▶ _Provided information_:
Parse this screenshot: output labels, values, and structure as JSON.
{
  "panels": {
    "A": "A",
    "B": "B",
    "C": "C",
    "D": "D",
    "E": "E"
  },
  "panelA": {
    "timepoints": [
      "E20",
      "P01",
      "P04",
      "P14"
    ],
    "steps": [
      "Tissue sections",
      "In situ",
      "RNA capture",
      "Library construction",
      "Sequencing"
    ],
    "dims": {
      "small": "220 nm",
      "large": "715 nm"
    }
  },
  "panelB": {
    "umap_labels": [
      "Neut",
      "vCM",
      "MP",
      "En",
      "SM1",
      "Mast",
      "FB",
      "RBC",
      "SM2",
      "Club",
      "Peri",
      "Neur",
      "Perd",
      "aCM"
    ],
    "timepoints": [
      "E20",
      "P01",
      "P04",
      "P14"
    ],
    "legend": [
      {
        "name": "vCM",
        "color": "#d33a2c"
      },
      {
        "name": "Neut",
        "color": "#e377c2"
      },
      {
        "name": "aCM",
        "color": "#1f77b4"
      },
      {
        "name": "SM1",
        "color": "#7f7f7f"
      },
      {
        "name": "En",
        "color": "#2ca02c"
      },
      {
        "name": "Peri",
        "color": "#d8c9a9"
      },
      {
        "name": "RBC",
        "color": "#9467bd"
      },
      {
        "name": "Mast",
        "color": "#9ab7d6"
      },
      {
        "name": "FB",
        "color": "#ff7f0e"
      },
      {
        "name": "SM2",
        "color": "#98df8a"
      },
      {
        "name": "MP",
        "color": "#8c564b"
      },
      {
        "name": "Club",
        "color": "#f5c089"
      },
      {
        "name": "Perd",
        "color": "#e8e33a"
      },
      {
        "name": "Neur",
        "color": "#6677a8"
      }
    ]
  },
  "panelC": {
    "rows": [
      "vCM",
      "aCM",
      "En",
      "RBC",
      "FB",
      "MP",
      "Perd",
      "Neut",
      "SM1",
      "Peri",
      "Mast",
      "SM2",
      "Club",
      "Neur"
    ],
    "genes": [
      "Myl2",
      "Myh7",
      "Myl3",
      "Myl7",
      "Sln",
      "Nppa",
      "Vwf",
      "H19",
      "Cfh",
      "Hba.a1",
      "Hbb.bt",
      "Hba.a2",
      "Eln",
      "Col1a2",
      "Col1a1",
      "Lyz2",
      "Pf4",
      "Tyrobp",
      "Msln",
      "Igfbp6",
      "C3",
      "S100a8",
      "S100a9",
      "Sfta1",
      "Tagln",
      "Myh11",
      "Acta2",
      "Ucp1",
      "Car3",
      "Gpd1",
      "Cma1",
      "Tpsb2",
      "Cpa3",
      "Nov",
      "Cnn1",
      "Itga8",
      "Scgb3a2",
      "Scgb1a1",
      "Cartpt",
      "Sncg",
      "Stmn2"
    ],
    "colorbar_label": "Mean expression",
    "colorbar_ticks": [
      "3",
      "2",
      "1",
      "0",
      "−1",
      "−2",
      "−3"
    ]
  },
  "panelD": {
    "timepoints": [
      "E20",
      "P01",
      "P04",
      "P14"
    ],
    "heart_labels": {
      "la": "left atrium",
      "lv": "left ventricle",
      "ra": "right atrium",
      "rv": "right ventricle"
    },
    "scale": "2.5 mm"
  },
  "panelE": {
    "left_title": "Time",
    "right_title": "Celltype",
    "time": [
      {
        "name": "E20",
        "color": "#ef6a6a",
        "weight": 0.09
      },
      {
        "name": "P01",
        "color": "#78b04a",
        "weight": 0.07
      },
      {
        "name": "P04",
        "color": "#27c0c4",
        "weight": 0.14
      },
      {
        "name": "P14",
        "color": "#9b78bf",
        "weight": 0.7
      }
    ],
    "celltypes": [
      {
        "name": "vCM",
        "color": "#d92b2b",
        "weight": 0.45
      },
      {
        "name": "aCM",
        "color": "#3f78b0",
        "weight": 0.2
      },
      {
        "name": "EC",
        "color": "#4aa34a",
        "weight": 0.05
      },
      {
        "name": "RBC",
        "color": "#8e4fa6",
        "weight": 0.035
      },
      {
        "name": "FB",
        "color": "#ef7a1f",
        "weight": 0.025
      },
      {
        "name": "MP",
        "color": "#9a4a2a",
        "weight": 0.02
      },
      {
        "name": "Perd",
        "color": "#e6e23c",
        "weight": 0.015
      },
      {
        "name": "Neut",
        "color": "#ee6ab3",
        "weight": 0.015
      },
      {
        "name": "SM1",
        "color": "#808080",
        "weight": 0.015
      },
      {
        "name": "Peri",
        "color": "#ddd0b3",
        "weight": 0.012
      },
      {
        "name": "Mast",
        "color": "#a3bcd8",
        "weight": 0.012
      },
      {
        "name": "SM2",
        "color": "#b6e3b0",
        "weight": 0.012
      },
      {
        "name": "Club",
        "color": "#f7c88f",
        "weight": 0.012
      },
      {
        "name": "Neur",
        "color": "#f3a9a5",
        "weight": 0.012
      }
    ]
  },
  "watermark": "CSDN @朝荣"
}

==

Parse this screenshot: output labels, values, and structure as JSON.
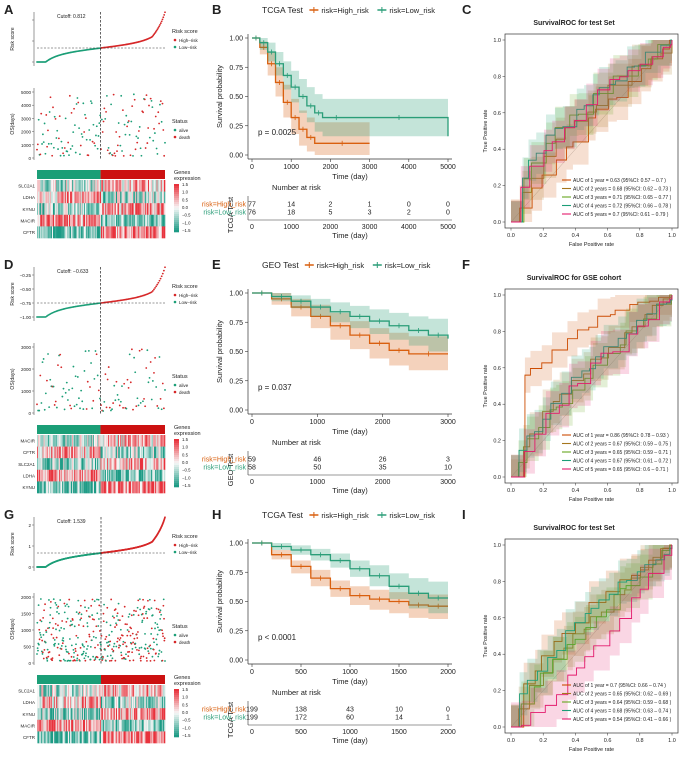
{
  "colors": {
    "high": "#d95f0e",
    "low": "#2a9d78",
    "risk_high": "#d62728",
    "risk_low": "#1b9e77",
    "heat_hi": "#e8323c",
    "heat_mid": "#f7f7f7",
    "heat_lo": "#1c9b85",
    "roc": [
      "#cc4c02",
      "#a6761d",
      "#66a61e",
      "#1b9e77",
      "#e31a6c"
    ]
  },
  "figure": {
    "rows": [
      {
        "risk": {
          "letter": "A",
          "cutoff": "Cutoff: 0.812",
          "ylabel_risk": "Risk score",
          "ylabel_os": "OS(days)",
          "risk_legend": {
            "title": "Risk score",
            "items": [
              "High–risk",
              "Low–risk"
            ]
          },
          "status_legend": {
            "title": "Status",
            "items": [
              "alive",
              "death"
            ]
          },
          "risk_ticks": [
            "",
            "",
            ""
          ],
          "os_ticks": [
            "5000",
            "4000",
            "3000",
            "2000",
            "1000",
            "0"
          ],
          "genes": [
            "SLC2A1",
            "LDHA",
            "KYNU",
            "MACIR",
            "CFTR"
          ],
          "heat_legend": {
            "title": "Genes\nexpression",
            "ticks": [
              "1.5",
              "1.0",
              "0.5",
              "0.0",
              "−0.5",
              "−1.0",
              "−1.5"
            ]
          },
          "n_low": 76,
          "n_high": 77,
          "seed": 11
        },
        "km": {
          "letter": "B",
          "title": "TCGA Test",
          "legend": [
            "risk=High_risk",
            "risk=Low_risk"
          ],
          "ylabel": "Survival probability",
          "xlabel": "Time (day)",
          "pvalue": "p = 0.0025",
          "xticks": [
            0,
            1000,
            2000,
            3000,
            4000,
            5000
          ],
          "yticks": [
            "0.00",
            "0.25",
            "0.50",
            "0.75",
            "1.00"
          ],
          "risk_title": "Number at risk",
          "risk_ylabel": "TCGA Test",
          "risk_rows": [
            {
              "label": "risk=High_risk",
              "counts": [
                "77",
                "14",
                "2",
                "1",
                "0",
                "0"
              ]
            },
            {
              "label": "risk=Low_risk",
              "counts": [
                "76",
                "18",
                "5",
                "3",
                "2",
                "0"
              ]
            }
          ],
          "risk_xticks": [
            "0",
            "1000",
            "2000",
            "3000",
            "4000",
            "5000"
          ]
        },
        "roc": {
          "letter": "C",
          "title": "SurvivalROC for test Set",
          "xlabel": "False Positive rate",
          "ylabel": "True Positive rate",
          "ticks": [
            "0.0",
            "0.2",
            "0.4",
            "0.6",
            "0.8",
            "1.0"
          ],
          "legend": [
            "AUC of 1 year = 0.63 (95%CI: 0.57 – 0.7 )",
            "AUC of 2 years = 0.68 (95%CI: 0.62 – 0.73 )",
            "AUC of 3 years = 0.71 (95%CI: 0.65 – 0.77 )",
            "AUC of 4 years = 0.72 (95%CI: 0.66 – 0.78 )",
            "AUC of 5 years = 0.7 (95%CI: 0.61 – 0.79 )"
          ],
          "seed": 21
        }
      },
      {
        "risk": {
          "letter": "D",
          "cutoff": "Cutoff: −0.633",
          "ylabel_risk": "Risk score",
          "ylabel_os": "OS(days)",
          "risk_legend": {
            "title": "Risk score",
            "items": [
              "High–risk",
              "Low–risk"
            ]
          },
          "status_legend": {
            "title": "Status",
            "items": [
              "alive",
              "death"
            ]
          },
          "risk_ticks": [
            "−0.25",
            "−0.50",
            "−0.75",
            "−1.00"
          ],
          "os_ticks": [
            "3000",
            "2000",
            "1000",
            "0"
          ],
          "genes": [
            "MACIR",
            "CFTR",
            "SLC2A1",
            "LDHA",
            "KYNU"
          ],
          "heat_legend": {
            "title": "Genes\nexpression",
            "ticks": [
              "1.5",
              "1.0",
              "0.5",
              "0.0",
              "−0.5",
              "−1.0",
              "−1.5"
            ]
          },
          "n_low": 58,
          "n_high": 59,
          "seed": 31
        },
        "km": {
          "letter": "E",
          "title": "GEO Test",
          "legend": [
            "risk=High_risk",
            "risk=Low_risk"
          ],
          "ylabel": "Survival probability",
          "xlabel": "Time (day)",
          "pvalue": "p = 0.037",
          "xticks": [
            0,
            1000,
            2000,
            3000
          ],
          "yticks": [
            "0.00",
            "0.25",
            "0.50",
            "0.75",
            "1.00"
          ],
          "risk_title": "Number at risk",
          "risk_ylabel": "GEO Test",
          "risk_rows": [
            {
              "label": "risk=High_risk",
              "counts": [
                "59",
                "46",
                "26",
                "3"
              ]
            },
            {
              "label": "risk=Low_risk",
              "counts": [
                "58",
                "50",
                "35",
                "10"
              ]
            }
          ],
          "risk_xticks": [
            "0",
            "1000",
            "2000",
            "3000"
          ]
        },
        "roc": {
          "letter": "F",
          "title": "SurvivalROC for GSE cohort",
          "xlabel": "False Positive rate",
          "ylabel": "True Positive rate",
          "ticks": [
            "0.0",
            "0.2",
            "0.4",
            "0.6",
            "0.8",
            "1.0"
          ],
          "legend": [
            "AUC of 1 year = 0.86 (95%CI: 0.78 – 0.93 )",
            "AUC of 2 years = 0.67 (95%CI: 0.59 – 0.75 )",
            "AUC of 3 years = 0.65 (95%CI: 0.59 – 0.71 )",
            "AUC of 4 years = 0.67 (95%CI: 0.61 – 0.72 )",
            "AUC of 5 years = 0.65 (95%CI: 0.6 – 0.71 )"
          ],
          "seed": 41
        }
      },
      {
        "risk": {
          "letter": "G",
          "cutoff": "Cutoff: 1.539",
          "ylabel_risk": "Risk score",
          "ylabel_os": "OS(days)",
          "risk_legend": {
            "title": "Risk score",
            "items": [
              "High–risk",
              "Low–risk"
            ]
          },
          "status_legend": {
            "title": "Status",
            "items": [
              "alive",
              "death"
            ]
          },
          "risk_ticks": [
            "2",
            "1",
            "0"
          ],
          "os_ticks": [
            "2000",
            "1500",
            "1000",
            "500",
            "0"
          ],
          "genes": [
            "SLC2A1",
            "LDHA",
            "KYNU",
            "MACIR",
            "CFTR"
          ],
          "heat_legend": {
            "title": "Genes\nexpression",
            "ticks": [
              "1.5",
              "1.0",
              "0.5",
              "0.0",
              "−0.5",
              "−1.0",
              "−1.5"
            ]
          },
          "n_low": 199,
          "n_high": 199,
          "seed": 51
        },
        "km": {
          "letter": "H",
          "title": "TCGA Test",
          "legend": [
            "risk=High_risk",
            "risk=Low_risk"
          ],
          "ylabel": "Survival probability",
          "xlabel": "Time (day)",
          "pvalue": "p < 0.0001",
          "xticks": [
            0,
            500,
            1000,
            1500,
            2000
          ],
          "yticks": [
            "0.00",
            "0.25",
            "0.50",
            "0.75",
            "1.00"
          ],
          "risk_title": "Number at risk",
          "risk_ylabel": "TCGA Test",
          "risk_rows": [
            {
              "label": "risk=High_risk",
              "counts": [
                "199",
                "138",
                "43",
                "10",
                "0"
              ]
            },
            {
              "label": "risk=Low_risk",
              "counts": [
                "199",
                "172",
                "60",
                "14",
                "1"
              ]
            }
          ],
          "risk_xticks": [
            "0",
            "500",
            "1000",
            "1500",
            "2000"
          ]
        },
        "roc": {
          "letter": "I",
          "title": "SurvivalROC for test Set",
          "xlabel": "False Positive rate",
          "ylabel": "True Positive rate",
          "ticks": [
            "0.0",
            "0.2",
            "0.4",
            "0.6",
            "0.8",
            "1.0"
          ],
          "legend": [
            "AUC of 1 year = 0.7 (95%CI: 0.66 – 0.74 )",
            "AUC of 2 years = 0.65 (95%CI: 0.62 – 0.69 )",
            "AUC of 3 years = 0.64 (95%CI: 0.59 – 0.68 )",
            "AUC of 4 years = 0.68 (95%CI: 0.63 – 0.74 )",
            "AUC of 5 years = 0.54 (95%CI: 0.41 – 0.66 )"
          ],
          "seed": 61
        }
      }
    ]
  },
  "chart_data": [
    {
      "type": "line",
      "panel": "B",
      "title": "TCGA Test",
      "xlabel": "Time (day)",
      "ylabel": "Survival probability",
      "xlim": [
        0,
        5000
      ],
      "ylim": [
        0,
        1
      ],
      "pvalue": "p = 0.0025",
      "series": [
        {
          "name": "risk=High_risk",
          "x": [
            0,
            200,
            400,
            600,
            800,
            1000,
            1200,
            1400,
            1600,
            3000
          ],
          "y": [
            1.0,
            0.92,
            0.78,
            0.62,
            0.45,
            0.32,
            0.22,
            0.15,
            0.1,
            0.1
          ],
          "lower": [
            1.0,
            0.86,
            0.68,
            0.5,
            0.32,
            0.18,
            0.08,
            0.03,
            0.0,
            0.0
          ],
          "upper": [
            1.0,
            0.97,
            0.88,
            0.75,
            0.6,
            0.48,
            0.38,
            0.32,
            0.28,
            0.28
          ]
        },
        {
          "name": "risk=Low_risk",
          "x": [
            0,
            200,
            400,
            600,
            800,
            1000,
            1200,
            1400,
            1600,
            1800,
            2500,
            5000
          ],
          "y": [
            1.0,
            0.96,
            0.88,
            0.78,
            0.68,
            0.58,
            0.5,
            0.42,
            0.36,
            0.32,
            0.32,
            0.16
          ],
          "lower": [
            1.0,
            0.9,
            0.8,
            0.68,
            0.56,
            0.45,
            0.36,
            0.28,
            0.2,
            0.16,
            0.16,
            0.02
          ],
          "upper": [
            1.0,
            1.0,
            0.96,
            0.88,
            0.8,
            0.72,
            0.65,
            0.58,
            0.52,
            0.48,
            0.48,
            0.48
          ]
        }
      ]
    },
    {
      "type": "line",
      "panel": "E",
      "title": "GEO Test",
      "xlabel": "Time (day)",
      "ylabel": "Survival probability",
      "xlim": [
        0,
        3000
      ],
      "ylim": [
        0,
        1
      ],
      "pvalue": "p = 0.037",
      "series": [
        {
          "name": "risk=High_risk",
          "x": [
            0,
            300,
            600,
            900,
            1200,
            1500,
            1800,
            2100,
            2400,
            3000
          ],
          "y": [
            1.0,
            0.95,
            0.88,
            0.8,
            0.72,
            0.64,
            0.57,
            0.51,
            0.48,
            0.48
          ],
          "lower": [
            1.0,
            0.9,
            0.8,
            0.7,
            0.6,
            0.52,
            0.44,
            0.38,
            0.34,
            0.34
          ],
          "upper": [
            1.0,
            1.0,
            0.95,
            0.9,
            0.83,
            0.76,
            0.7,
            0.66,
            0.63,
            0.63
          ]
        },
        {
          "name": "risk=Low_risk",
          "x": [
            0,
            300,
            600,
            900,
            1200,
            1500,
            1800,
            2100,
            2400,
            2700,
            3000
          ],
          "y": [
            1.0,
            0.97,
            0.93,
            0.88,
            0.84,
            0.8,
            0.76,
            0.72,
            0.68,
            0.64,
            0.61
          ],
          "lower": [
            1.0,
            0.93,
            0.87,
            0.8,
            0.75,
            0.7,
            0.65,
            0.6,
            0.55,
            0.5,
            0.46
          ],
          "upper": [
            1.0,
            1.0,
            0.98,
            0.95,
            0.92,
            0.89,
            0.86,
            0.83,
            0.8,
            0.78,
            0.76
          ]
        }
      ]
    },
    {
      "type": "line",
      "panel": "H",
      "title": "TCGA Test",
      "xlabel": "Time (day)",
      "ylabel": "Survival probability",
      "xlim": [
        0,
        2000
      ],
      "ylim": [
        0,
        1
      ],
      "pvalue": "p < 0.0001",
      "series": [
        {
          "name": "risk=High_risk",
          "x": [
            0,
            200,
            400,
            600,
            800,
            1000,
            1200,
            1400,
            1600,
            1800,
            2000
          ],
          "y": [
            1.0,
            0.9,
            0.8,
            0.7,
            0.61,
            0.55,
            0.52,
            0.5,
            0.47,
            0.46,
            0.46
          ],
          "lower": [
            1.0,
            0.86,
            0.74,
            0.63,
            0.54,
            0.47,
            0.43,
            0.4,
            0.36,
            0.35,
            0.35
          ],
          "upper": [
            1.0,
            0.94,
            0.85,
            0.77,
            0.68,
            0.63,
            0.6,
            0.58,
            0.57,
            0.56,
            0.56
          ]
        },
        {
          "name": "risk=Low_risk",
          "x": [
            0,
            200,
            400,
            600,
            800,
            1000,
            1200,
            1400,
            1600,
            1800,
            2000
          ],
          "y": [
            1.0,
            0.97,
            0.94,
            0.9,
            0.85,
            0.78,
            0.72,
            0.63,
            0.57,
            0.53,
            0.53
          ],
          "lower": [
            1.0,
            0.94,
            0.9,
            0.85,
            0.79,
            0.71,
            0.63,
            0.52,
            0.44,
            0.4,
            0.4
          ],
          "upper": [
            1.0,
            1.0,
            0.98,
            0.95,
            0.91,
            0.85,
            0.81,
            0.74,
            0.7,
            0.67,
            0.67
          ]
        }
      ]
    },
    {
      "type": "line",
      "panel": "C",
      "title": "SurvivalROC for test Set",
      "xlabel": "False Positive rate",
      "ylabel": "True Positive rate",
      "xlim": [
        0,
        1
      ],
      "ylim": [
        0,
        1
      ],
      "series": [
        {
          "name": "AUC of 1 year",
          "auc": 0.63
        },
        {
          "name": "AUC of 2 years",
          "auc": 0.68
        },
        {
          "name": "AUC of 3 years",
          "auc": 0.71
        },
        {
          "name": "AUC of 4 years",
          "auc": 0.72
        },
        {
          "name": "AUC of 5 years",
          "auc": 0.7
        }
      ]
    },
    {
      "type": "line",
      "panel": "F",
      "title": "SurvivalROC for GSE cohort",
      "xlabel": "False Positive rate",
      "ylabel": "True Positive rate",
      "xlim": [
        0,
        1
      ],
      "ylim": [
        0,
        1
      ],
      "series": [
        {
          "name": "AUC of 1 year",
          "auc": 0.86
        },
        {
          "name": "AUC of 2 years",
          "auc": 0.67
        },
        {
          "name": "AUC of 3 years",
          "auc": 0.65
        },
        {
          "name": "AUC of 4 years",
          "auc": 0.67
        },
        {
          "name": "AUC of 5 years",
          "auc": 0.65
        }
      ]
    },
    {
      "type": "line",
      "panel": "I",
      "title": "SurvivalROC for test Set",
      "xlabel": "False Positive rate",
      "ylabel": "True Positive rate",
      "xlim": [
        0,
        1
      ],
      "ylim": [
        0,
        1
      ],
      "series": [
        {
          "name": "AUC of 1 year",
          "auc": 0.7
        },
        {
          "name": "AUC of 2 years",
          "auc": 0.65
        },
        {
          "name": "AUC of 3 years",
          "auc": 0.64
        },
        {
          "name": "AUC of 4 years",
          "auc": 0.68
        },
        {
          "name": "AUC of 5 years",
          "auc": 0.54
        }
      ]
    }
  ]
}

▶ _Work instructions_: Your reply should hold every line from the data that contains "pvalue", copied in full.

▶ _Response to the task_:
          "pvalue": "p = 0.0025",
          "pvalue": "p = 0.037",
          "pvalue": "p < 0.0001",
      "pvalue": "p = 0.0025",
      "pvalue": "p = 0.037",
      "pvalue": "p < 0.0001",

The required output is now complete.